== Supplied information ==

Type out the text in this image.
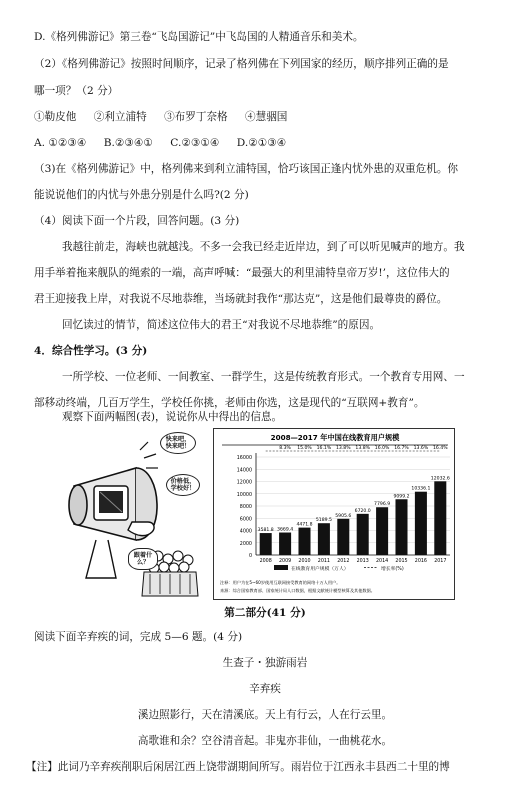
D.《格列佛游记》第三卷“飞岛国游记”中飞岛国的人精通音乐和美术。
（2）《格列佛游记》按照时间顺序，记录了格列佛在下列国家的经历，顺序排列正确的是
哪一项？（2 分）
①勒皮他 ②利立浦特 ③布罗丁奈格 ④慧骃国
A. ①②③④ B.②③④① C.②③①④ D.②①③④
（3)在《格列佛游记》中，格列佛来到利立浦特国，恰巧该国正逢内忧外患的双重危机。你
能说说他们的内忧与外患分别是什么吗?(2 分)
（4）阅读下面一个片段，回答问题。(3 分)
我越往前走，海峡也就越浅。不多一会我已经走近岸边，到了可以听见喊声的地方。我
用手举着拖来舰队的绳索的一端，高声呼喊：“最强大的利里浦特皇帝万岁!’，这位伟大的
君王迎接我上岸，对我说不尽地恭维，当场就封我作“那达克”，这是他们最尊贵的爵位。
回忆读过的情节，简述这位伟大的君王“对我说不尽地恭维”的原因。
4．综合性学习。(3 分)
一所学校、一位老师、一间教室、一群学生，这是传统教育形式。一个教育专用网、一
部移动终端，几百万学生，学校任你挑，老师由你选，这是现代的“互联网+教育”。
观察下面两幅图(表)，说说你从中得出的信息。
快来吧，快来吧！
价格低，学校好！
跟着什么？
2008—2017 年中国在线教育用户规模
0
2000
4000
6000
8000
10000
12000
14000
16000
3581.8
2008
3669.4
2009
4471.8
2010
5189.5
2011
5905.6
2012
6720.0
2013
7796.9
2014
9099.2
2015
10336.1
2016
12032.6
2017
8.3% 15.0% 16.1% 13.8% 13.8% 16.0% 16.7% 13.6% 16.4%
在线教育用户规模（万人）	增长率(%)
注释：用户为在5~60岁使用互联网接受教育的网络十万人用户。
来源：综合国家教育部、国家统计局人口数据，根据文献统计模型核算及其他数据。
第二部分(41 分)
阅读下面辛弃疾的词，完成 5—6 题。(4 分)
生查子・独游雨岩
辛弃疾
溪边照影行，天在清溪底。天上有行云，人在行云里。
高歌谁和余？空谷清音起。非鬼亦非仙，一曲桃花水。
【注】此词乃辛弃疾削职后闲居江西上饶带湖期间所写。雨岩位于江西永丰县西二十里的博
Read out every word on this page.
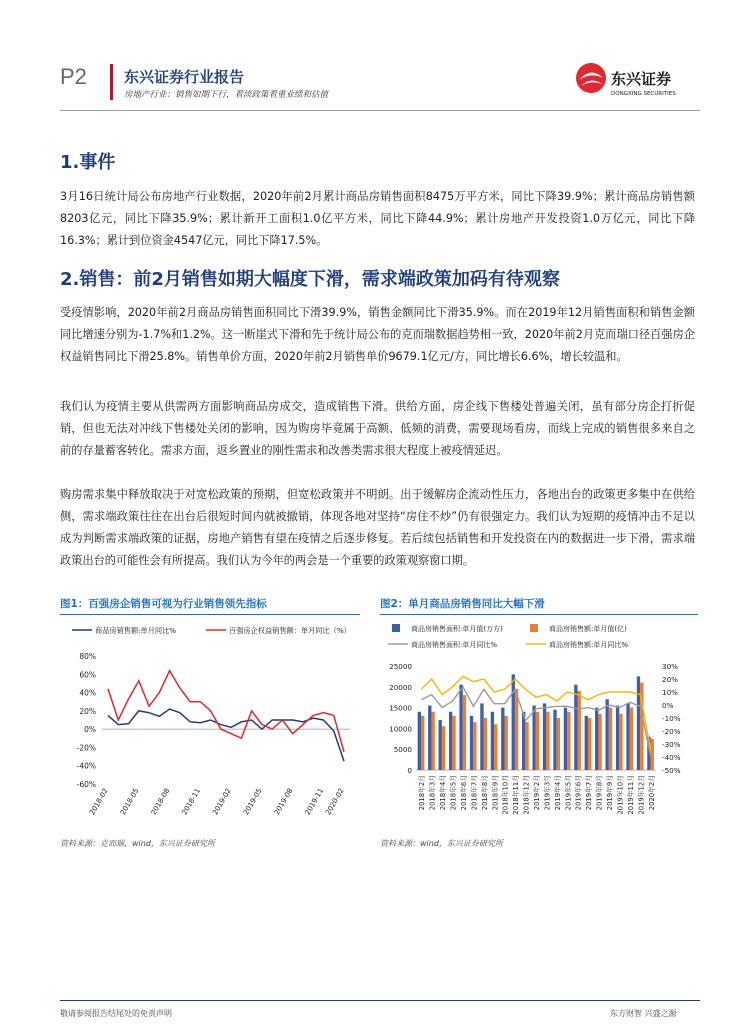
P2 东兴证券行业报告
房地产行业：销售如期下行，看淡政策看重业绩和估值
东兴证券
DONGXING SECURITIES
1.事件

3月16日统计局公布房地产行业数据，2020年前2月累计商品房销售面积8475万平方米，同比下降39.9%；累计商品房销售额8203亿元，同比下降35.9%；累计新开工面积1.0亿平方米，同比下降44.9%；累计房地产开发投资1.0万亿元，同比下降16.3%；累计到位资金4547亿元，同比下降17.5%。

2.销售：前2月销售如期大幅度下滑，需求端政策加码有待观察

受疫情影响，2020年前2月商品房销售面积同比下滑39.9%，销售金额同比下滑35.9%。而在2019年12月销售面积和销售金额同比增速分别为-1.7%和1.2%。这一断崖式下滑和先于统计局公布的克而瑞数据趋势相一致，2020年前2月克而瑞口径百强房企权益销售同比下滑25.8%。销售单价方面，2020年前2月销售单价9679.1亿元/方，同比增长6.6%，增长较温和。

我们认为疫情主要从供需两方面影响商品房成交，造成销售下滑。供给方面，房企线下售楼处普遍关闭，虽有部分房企打折促销，但也无法对冲线下售楼处关闭的影响，因为购房毕竟属于高额、低频的消费，需要现场看房，而线上完成的销售很多来自之前的存量蓄客转化。需求方面，返乡置业的刚性需求和改善类需求很大程度上被疫情延迟。

购房需求集中释放取决于对宽松政策的预期，但宽松政策并不明朗。出于缓解房企流动性压力，各地出台的政策更多集中在供给侧，需求端政策往往在出台后很短时间内就被撤销，体现各地对坚持“房住不炒”仍有很强定力。我们认为短期的疫情冲击不足以成为判断需求端政策的证据，房地产销售有望在疫情之后逐步修复。若后续包括销售和开发投资在内的数据进一步下滑，需求端政策出台的可能性会有所提高。我们认为今年的两会是一个重要的政策观察窗口期。

图1：百强房企销售可视为行业销售领先指标
商品房销售额:单月同比%	百强房企权益销售额：单月同比（%）
80%
60%
40%
20%
0%
-20%
-40%
-60%
2018-02 2018-05 2018-08 2018-11 2019-02 2019-05 2019-08 2019-11
2020-02
资料来源：克而瑞，wind，东兴证券研究所
图2：单月商品房销售同比大幅下滑
商品房销售面积:单月值(万方)	商品房销售额:单月值(亿)
商品房销售面积:单月同比%	商品房销售额:单月同比%
25000
20000
15000
10000
5000
0
30%
20%
10%
0%
-10%
-20%
-30%
-40%
-50%
2018年2月 2018年3月 2018年4月 2018年5月 2018年6月 2018年7月 2018年8月 2018年9月 2018年10月 2018年11月 2018年12月 2019年2月 2019年3月 2019年4月 2019年5月 2019年6月 2019年7月 2019年8月 2019年9月 2019年10月 2019年11月 2019年12月 2020年2月
资料来源：wind，东兴证券研究所
敬请参阅报告结尾处的免责声明	东方财智 兴盛之源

== Task requirements ==
Determine how many lines include the string "wind". Give no answer but the number.

== Solved problem ==
2